Work to do =>
From the entries below, copy every line holding the word "abonentów".

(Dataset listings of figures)
◇ ◇ ◇ ◇ ◇

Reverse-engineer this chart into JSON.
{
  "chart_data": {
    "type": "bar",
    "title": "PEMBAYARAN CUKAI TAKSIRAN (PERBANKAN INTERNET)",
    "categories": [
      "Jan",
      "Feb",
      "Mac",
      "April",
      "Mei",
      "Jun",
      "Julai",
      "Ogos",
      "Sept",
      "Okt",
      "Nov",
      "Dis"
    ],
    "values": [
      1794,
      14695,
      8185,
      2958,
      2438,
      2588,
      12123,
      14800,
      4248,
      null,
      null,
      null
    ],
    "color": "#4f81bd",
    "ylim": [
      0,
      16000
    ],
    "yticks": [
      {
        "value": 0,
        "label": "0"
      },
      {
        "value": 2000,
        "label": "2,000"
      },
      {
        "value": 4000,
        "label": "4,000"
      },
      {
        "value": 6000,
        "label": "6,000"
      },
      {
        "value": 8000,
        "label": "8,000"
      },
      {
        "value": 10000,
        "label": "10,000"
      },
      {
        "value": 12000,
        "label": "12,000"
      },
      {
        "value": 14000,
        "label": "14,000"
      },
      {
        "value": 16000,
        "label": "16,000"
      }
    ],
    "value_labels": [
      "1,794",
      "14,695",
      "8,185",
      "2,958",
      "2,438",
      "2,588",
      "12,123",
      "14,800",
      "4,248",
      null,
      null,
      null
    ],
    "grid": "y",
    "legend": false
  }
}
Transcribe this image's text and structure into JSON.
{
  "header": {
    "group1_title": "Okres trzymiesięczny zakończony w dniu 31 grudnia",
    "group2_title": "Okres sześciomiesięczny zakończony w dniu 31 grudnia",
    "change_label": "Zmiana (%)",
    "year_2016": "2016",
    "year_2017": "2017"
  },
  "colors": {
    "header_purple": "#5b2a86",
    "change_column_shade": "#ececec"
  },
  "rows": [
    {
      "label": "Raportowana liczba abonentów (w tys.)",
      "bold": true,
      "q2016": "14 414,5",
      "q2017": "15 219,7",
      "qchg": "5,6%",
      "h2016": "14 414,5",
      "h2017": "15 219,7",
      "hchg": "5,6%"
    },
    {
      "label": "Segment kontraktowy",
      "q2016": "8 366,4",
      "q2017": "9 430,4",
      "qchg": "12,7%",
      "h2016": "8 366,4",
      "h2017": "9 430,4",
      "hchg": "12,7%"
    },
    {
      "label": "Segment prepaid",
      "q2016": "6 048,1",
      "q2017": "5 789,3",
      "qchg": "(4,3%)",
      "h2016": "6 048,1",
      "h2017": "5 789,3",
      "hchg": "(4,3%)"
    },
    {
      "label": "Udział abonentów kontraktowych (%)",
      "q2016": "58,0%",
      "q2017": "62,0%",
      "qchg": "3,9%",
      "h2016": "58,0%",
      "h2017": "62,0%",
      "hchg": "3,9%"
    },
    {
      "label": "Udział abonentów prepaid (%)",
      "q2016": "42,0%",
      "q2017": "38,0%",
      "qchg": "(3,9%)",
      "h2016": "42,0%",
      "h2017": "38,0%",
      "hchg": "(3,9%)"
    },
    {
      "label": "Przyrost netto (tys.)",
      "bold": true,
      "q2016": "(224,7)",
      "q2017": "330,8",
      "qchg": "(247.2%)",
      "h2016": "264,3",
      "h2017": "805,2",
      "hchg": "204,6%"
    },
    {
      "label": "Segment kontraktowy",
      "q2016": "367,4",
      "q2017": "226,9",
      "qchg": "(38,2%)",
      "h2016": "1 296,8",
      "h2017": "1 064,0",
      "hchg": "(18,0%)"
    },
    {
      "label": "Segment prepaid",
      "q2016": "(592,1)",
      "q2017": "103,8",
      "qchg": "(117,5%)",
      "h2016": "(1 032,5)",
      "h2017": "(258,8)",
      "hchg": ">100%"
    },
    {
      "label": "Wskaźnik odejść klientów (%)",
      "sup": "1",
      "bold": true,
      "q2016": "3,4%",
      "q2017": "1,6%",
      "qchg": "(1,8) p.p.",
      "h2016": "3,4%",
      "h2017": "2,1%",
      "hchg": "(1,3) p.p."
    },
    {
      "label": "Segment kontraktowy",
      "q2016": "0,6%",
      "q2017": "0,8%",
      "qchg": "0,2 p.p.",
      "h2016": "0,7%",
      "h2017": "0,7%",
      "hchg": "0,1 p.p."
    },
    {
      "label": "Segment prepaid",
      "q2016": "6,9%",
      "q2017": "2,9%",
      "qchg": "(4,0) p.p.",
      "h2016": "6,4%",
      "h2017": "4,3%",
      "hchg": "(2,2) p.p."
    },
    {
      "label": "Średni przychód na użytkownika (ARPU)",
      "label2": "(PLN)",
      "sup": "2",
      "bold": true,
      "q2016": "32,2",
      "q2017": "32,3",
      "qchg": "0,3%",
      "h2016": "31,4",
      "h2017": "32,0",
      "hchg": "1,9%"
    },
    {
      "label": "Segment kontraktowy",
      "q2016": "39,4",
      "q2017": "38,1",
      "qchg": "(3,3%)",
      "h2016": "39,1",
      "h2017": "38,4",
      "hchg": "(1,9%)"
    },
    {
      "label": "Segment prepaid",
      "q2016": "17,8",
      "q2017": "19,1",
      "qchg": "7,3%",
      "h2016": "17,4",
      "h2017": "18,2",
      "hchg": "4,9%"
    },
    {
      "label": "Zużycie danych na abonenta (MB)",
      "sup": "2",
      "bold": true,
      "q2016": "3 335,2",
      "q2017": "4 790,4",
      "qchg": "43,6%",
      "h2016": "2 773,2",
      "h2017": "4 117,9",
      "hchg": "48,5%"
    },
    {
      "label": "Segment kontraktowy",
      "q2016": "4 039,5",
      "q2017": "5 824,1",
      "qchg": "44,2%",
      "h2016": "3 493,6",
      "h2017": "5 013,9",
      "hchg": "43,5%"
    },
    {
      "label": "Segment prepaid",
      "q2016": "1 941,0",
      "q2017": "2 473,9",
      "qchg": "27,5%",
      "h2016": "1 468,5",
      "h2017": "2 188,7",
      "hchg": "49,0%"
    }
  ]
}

◇ ◇ ◇ ◇ ◇

Result =>
      "label": "Raportowana liczba abonentów (w tys.)",
      "label": "Udział abonentów kontraktowych (%)",
      "label": "Udział abonentów prepaid (%)",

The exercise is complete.